> GIVEN REQUEST:
Arrange everything from the first line of the material down to the line containing "rate-label-text: Tarif orar", both ends included, as a numbered list with blank lines left out.

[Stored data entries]
########

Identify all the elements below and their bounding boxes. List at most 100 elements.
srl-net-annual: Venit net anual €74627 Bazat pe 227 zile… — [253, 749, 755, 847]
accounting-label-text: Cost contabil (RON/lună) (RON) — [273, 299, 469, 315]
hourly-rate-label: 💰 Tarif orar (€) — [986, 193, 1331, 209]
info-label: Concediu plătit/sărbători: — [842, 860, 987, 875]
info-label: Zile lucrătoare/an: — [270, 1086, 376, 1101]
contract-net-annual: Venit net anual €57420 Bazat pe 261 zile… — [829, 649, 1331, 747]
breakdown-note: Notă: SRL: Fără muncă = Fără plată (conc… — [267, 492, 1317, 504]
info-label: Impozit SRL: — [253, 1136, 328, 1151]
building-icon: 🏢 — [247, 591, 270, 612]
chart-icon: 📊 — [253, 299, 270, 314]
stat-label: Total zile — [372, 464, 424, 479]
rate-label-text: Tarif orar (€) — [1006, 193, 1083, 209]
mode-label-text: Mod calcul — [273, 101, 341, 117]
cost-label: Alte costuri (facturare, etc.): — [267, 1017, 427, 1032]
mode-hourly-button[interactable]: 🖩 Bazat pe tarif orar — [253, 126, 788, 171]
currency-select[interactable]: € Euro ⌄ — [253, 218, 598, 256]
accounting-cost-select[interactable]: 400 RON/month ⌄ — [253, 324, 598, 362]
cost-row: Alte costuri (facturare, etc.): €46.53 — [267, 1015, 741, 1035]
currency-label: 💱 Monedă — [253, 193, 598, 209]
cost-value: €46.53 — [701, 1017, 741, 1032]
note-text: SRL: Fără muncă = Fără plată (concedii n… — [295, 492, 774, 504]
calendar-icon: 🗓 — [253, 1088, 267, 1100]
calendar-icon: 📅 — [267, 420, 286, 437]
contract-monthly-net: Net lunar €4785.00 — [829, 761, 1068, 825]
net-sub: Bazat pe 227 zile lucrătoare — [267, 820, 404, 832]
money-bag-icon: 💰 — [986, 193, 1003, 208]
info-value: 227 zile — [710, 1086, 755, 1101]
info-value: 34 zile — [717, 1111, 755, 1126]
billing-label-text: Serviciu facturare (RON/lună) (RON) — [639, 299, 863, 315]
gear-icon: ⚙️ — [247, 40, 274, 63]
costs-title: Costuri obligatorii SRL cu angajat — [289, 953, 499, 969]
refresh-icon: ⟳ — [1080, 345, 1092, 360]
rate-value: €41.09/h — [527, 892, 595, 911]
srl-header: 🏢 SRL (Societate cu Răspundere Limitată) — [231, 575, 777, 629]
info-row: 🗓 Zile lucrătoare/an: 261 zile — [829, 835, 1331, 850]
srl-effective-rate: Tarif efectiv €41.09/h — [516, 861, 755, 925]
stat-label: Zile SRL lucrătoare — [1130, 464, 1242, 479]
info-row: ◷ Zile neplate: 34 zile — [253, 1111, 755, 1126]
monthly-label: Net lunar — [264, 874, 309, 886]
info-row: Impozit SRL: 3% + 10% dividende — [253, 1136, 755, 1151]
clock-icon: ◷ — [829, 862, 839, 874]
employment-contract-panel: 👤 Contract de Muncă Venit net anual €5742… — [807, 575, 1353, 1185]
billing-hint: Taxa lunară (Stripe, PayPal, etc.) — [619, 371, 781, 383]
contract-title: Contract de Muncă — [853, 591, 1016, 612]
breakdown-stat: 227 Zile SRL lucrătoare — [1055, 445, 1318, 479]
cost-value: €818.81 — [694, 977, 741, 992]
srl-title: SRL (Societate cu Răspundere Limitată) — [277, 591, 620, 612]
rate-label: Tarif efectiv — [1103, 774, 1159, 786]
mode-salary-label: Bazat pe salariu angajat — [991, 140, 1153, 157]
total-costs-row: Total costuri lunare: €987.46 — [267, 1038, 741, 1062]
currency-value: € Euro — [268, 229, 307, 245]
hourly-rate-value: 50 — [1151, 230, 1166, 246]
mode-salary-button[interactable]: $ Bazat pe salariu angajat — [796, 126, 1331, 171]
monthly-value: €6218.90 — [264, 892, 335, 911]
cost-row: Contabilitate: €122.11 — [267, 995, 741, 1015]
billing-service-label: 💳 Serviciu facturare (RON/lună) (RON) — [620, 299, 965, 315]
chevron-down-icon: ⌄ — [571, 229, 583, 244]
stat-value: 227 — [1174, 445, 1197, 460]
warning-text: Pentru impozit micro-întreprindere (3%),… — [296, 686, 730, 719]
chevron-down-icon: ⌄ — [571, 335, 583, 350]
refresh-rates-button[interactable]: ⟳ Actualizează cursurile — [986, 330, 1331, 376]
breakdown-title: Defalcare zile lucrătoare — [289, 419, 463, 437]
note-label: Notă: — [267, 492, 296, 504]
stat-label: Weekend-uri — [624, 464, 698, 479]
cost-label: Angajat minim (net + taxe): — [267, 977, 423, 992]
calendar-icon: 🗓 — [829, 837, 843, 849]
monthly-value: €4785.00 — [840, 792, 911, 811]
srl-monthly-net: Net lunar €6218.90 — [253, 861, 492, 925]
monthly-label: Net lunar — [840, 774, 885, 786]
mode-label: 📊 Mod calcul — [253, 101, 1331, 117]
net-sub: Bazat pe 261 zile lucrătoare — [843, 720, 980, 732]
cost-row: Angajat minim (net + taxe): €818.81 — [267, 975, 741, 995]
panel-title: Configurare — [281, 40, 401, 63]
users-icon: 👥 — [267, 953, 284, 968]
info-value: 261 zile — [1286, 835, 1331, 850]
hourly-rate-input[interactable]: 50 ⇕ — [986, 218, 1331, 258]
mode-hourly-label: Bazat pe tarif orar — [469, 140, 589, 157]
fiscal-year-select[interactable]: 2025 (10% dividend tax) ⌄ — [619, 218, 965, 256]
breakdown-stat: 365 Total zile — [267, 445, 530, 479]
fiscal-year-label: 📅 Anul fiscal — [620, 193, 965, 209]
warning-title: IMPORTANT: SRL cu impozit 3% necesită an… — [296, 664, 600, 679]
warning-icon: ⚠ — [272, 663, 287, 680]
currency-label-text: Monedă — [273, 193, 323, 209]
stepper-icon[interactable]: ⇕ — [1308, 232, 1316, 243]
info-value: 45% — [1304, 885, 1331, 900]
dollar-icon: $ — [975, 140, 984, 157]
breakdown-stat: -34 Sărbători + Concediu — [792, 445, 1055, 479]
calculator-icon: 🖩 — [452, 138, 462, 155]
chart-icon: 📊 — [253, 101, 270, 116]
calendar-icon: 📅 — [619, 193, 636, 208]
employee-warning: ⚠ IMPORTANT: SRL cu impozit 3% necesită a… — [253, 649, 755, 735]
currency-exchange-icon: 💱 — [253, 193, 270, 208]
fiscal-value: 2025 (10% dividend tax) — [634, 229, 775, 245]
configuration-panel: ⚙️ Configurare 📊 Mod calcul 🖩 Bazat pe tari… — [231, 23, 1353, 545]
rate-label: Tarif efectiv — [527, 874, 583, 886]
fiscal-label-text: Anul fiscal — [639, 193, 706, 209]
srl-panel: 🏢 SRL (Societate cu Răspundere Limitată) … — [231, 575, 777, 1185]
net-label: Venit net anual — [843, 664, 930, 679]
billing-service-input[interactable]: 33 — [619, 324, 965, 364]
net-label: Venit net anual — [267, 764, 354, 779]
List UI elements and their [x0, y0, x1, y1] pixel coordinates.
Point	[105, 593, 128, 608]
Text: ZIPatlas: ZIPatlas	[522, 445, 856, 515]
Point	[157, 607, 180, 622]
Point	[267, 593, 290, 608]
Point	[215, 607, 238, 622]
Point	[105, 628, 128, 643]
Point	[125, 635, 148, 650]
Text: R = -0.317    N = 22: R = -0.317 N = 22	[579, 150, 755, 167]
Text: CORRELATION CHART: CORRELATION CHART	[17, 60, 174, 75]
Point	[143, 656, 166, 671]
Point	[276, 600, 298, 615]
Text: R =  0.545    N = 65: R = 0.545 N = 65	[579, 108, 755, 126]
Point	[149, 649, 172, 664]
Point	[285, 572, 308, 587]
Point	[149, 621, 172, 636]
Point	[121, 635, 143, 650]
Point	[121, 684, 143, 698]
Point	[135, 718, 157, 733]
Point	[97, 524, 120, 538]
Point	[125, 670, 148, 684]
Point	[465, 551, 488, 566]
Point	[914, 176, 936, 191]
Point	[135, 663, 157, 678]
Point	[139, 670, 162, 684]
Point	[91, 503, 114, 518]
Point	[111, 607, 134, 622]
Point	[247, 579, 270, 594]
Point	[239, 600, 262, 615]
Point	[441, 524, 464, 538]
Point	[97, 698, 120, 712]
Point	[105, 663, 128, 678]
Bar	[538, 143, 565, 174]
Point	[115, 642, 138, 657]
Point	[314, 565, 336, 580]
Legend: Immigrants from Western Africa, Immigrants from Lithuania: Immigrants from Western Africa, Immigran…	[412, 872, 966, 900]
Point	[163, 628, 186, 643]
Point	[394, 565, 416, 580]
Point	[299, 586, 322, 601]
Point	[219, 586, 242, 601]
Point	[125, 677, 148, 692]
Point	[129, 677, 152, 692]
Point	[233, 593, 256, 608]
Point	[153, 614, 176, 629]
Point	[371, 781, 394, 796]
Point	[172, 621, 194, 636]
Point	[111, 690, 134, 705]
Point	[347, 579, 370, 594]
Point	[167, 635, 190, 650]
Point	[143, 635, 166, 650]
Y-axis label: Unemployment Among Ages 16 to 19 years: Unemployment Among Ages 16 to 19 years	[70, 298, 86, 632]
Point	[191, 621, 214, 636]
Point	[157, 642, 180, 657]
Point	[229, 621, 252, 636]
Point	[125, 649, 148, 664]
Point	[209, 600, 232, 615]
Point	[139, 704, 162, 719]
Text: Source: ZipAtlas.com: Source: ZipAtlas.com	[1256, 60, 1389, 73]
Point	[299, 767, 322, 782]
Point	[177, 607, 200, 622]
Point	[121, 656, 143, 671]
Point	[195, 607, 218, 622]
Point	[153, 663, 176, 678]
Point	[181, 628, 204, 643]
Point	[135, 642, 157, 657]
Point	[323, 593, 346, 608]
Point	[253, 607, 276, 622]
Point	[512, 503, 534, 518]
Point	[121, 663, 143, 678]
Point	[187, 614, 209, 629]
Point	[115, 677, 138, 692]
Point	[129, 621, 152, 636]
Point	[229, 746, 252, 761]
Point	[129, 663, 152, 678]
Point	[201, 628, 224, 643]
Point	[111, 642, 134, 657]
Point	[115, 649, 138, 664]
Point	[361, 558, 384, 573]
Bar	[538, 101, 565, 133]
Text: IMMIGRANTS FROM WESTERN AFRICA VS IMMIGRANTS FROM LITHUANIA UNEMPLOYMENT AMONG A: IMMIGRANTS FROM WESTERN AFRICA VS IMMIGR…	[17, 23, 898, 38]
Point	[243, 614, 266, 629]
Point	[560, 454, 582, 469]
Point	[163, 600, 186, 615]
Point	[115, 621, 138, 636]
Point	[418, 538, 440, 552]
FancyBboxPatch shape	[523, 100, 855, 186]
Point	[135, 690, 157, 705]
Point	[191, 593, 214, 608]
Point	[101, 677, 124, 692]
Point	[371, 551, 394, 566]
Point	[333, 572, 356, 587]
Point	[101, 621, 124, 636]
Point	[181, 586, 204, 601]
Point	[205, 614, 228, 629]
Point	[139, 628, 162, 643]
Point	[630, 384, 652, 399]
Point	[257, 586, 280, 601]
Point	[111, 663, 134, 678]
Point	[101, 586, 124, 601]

########

> CORRECT RESULT:
1. Identify all the elements below and their bounding boxes. List at most 100 elements.
2. srl-net-annual: Venit net anual €74627 Bazat pe 227 zile… — [253, 749, 755, 847]
3. accounting-label-text: Cost contabil (RON/lună) (RON) — [273, 299, 469, 315]
4. hourly-rate-label: 💰 Tarif orar (€) — [986, 193, 1331, 209]
5. info-label: Concediu plătit/sărbători: — [842, 860, 987, 875]
6. info-label: Zile lucrătoare/an: — [270, 1086, 376, 1101]
7. contract-net-annual: Venit net anual €57420 Bazat pe 261 zile… — [829, 649, 1331, 747]
8. breakdown-note: Notă: SRL: Fără muncă = Fără plată (conc… — [267, 492, 1317, 504]
9. info-label: Impozit SRL: — [253, 1136, 328, 1151]
10. building-icon: 🏢 — [247, 591, 270, 612]
11. chart-icon: 📊 — [253, 299, 270, 314]
12. stat-label: Total zile — [372, 464, 424, 479]
13. rate-label-text: Tarif orar (€) — [1006, 193, 1083, 209]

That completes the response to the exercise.